◆ PROBLEM REQUIREMENTS: Tell how many lines in these records contain the string "values", with only the number as the reply.

++++++++++++++++++++

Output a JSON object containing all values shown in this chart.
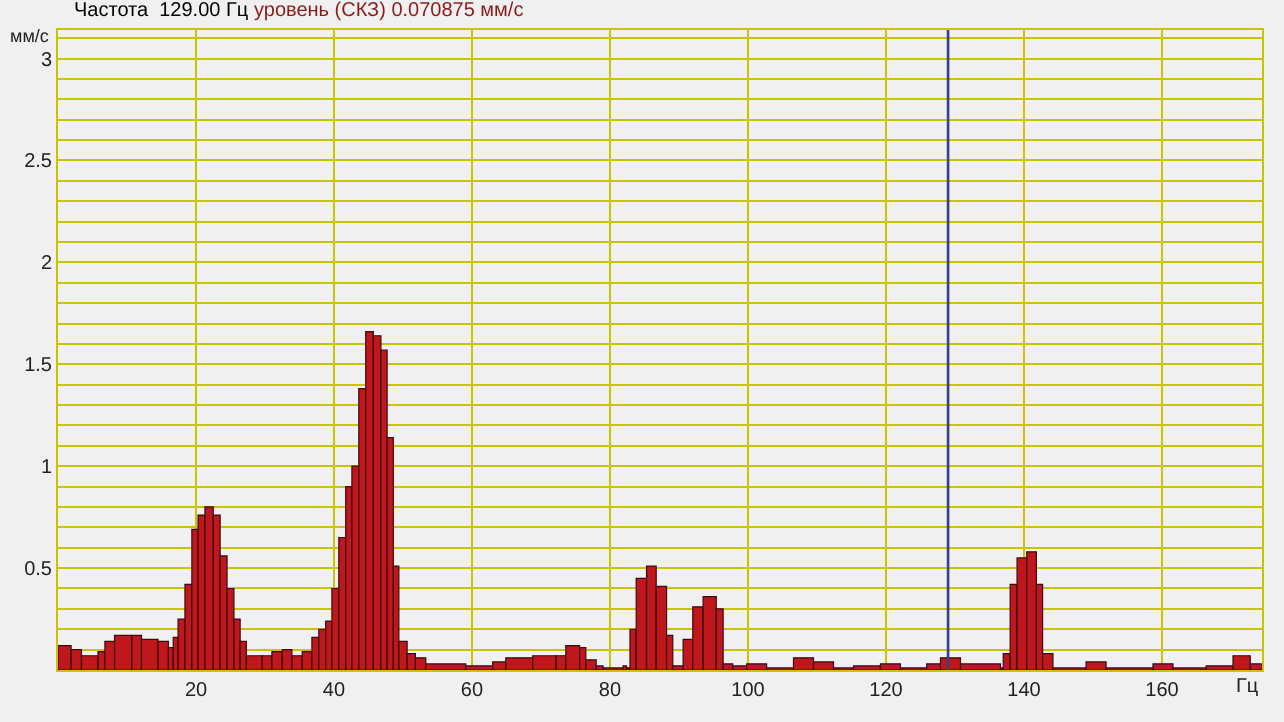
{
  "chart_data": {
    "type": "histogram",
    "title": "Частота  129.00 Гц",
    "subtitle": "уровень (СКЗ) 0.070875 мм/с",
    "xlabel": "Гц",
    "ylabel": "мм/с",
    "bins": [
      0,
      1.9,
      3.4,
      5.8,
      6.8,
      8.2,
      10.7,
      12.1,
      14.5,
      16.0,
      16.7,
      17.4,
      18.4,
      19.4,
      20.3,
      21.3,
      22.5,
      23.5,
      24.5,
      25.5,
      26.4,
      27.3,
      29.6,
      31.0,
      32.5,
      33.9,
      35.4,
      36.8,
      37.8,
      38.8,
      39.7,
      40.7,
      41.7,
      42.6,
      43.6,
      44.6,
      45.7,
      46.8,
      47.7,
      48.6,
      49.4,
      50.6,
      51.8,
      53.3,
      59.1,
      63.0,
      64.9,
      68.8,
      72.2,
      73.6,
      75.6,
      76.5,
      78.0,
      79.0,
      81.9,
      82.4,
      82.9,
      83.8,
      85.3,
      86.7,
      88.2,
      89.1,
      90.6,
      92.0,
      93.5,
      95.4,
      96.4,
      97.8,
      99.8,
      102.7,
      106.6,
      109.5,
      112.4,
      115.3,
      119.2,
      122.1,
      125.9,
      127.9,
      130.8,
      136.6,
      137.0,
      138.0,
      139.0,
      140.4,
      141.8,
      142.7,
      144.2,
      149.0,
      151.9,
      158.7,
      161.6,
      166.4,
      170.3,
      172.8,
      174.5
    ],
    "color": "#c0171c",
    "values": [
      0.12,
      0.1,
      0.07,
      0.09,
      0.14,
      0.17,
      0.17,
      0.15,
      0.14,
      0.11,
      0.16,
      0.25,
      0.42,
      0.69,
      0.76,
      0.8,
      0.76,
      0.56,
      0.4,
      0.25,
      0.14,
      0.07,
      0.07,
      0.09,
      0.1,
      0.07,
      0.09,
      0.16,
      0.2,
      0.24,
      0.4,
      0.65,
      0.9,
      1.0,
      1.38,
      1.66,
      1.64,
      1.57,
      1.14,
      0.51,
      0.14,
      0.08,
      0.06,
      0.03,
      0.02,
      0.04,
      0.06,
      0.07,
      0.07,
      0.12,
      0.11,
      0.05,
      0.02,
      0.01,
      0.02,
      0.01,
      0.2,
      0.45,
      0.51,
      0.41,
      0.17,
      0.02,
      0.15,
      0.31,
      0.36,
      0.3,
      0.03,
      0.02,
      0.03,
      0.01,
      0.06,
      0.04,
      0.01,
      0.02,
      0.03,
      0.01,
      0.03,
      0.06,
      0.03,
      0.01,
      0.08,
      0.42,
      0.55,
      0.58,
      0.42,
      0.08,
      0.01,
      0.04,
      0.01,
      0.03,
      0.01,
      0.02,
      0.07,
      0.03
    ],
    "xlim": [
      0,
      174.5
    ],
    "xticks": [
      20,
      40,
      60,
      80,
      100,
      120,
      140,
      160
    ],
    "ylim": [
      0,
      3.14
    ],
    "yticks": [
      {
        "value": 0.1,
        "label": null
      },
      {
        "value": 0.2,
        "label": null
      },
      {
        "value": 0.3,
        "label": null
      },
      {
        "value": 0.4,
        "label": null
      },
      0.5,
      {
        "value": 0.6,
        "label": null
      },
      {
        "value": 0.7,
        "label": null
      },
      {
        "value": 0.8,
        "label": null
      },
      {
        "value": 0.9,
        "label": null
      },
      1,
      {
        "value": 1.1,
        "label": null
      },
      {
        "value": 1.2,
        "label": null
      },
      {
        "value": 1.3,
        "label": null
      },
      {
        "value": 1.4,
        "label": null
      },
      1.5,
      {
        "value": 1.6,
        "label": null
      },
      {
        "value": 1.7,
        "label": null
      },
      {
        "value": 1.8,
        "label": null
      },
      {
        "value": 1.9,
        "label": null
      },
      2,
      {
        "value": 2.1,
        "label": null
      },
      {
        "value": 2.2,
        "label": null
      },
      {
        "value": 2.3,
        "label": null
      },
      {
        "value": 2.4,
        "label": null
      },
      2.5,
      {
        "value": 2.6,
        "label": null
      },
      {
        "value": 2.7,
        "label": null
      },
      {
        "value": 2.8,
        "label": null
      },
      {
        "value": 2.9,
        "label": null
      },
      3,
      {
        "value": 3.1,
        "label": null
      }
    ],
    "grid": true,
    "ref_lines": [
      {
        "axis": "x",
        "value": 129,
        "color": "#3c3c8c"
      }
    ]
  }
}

++++++++++++++++++++

◆ COMPLETE RESPONSE: 2